Reading passage:
Dr. Ng showed how to use gradient descent to find the linear regression fit in matlab. Here is a demonstration of how to implement it in R. The syntax of matlab and R differs a lot in vector/matrix indexing, but the idea is the same.

First, let’s generate some data to work with, let’s define our training example with 4 features:

set.seed(11)
x <- matrix(rnorm(400), ncol = 4)
y <- rnorm(100)
m <- length(y)
X<-cbind(rep(1, 100), x)
theta<-rep(0,5)

Second, set up the cost function for least square linear regression:

compCost<-function(X, y, theta){
   m <- length(y)
   J <- sum((X%*%theta- y)^2)/(2*m)
return(J)
}

Next, set up the gradient descent function, running for iterations:

gradDescent<-function(X, y, theta, alpha, num_iters){
       m <- length(y)
  J_hist <- rep(0, num_iters)
  for(i in 1:num_iters){

# this is a vectorized form for the gradient of the cost function
# X is a 100x5 matrix, theta is a 5x1 column vector, y is a 100x1 column vector
# X transpose is a 5x100 matrix. So t(X)%*%(X%*%theta - y) is a 5x1 column vector
    theta <- theta - alpha*(1/m)*(t(X)%*%(X%*%theta - y))
    
# this for-loop records the cost history for every iterative move of the gradient descent,
# and it is obtained for plotting number of iterations against cost history.
    J_hist[i]  <- compCost(X, y, theta)
  }
# for a R function to return two values, we need to use a list to store them:
  results<-list(theta, J_hist)
  return(results)
}

Then, let’s set a training rate alpha and number of iterations to perform gradient descent:

alpha <- .1
num_iters <- 150
results <- gradDescent(X, y, theta, alpha, num_iters)
theta <- results[[1]]
cost_hist <- results[[2]]
print(theta)
##             [,1]
## [1,]  0.04636521
## [2,]  0.09681053
## [3,]  0.10089729
## [4,] -0.11856147
## [5,] -0.20665900

Finally let’s plot the cost history:

plot(1:num_iters, cost_hist, type = 'l')

Information provided:
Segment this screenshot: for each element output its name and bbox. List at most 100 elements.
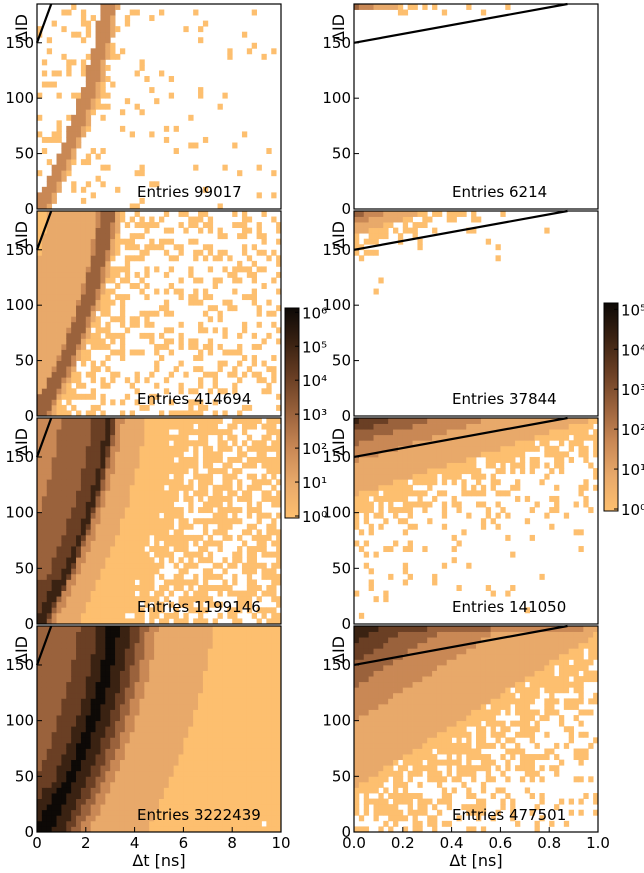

Required task 1:
Using the gradient descent walkthrough, answer each of the following briefly.
(a) How many features does the training example have?
(b) What value is assigned to the training rate alpha?
(c) What does the walkthrough use so that an R function can return two values?
Required task 2:
Please sum up the gradient descent walkthrough in two sentences.

Task response 1:
(a) 4
(b) .1
(c) A list

Task response 2:
The walkthrough shows how to implement in R the gradient descent method for finding a linear regression fit that Dr. Ng showed in matlab, noting that the two languages differ a lot in vector/matrix indexing but the idea is the same. It generates data with 4 features, sets up a least-squares cost function and a gradient descent function that records the cost history, runs it with a training rate of .1 for 150 iterations, and plots the cost history.